> **RECORDS TO PROCESS**
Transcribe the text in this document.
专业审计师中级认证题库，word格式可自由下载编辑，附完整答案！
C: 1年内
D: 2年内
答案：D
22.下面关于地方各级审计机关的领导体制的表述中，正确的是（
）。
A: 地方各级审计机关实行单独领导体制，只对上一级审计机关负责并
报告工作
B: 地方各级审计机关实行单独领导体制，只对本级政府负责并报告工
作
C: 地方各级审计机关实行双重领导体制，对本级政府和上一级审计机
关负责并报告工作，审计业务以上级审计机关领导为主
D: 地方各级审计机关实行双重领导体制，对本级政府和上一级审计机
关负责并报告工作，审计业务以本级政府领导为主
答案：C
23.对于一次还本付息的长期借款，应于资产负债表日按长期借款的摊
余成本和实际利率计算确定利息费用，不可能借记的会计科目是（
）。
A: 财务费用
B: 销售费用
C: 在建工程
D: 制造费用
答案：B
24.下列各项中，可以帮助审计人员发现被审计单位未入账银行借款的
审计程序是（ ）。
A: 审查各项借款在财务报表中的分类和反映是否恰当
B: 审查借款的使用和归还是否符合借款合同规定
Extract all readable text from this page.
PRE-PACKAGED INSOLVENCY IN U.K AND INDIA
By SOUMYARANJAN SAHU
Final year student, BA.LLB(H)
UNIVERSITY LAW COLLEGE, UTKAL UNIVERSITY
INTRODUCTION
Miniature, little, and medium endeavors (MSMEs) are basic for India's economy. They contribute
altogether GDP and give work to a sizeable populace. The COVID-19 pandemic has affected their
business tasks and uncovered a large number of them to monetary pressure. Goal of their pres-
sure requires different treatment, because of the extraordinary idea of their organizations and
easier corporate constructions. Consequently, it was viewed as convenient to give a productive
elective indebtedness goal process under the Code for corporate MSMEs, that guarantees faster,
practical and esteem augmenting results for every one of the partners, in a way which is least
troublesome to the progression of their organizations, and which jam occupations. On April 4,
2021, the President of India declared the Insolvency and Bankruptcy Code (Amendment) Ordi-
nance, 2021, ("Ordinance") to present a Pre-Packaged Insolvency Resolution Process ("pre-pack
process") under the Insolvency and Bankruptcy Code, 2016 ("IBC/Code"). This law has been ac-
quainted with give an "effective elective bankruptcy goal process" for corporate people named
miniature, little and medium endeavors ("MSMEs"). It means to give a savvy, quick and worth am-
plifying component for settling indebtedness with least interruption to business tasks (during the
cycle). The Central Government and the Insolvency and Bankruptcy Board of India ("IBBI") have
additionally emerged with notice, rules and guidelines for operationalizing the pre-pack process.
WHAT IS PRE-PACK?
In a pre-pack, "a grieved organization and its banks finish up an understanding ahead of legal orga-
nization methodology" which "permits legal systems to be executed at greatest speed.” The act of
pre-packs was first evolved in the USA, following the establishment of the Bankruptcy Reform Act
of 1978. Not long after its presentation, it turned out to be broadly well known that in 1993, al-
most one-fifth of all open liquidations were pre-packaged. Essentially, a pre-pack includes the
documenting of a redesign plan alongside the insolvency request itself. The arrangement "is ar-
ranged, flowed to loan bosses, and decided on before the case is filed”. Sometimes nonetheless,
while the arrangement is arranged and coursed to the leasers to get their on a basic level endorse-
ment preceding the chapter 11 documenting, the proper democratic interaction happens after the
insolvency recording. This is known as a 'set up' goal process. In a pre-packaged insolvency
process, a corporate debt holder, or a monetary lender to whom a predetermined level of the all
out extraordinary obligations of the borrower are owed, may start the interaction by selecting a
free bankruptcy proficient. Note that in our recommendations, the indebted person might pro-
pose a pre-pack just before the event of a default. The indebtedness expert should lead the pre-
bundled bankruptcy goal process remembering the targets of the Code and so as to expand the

> **DO THIS**
Reproduce every line of the data verbatim.

> **ANSWER TO THIS TASK**
Transcribe the text in this document.
专业审计师中级认证题库，word格式可自由下载编辑，附完整答案！
C: 1年内
D: 2年内
答案：D
22.下面关于地方各级审计机关的领导体制的表述中，正确的是（
）。
A: 地方各级审计机关实行单独领导体制，只对上一级审计机关负责并
报告工作
B: 地方各级审计机关实行单独领导体制，只对本级政府负责并报告工
作
C: 地方各级审计机关实行双重领导体制，对本级政府和上一级审计机
关负责并报告工作，审计业务以上级审计机关领导为主
D: 地方各级审计机关实行双重领导体制，对本级政府和上一级审计机
关负责并报告工作，审计业务以本级政府领导为主
答案：C
23.对于一次还本付息的长期借款，应于资产负债表日按长期借款的摊
余成本和实际利率计算确定利息费用，不可能借记的会计科目是（
）。
A: 财务费用
B: 销售费用
C: 在建工程
D: 制造费用
答案：B
24.下列各项中，可以帮助审计人员发现被审计单位未入账银行借款的
审计程序是（ ）。
A: 审查各项借款在财务报表中的分类和反映是否恰当
B: 审查借款的使用和归还是否符合借款合同规定
Extract all readable text from this page.
PRE-PACKAGED INSOLVENCY IN U.K AND INDIA
By SOUMYARANJAN SAHU
Final year student, BA.LLB(H)
UNIVERSITY LAW COLLEGE, UTKAL UNIVERSITY
INTRODUCTION
Miniature, little, and medium endeavors (MSMEs) are basic for India's economy. They contribute
altogether GDP and give work to a sizeable populace. The COVID-19 pandemic has affected their
business tasks and uncovered a large number of them to monetary pressure. Goal of their pres-
sure requires different treatment, because of the extraordinary idea of their organizations and
easier corporate constructions. Consequently, it was viewed as convenient to give a productive
elective indebtedness goal process under the Code for corporate MSMEs, that guarantees faster,
practical and esteem augmenting results for every one of the partners, in a way which is least
troublesome to the progression of their organizations, and which jam occupations. On April 4,
2021, the President of India declared the Insolvency and Bankruptcy Code (Amendment) Ordi-
nance, 2021, ("Ordinance") to present a Pre-Packaged Insolvency Resolution Process ("pre-pack
process") under the Insolvency and Bankruptcy Code, 2016 ("IBC/Code"). This law has been ac-
quainted with give an "effective elective bankruptcy goal process" for corporate people named
miniature, little and medium endeavors ("MSMEs"). It means to give a savvy, quick and worth am-
plifying component for settling indebtedness with least interruption to business tasks (during the
cycle). The Central Government and the Insolvency and Bankruptcy Board of India ("IBBI") have
additionally emerged with notice, rules and guidelines for operationalizing the pre-pack process.
WHAT IS PRE-PACK?
In a pre-pack, "a grieved organization and its banks finish up an understanding ahead of legal orga-
nization methodology" which "permits legal systems to be executed at greatest speed.” The act of
pre-packs was first evolved in the USA, following the establishment of the Bankruptcy Reform Act
of 1978. Not long after its presentation, it turned out to be broadly well known that in 1993, al-
most one-fifth of all open liquidations were pre-packaged. Essentially, a pre-pack includes the
documenting of a redesign plan alongside the insolvency request itself. The arrangement "is ar-
ranged, flowed to loan bosses, and decided on before the case is filed”. Sometimes nonetheless,
while the arrangement is arranged and coursed to the leasers to get their on a basic level endorse-
ment preceding the chapter 11 documenting, the proper democratic interaction happens after the
insolvency recording. This is known as a 'set up' goal process. In a pre-packaged insolvency
process, a corporate debt holder, or a monetary lender to whom a predetermined level of the all
out extraordinary obligations of the borrower are owed, may start the interaction by selecting a
free bankruptcy proficient. Note that in our recommendations, the indebted person might pro-
pose a pre-pack just before the event of a default. The indebtedness expert should lead the pre-
bundled bankruptcy goal process remembering the targets of the Code and so as to expand the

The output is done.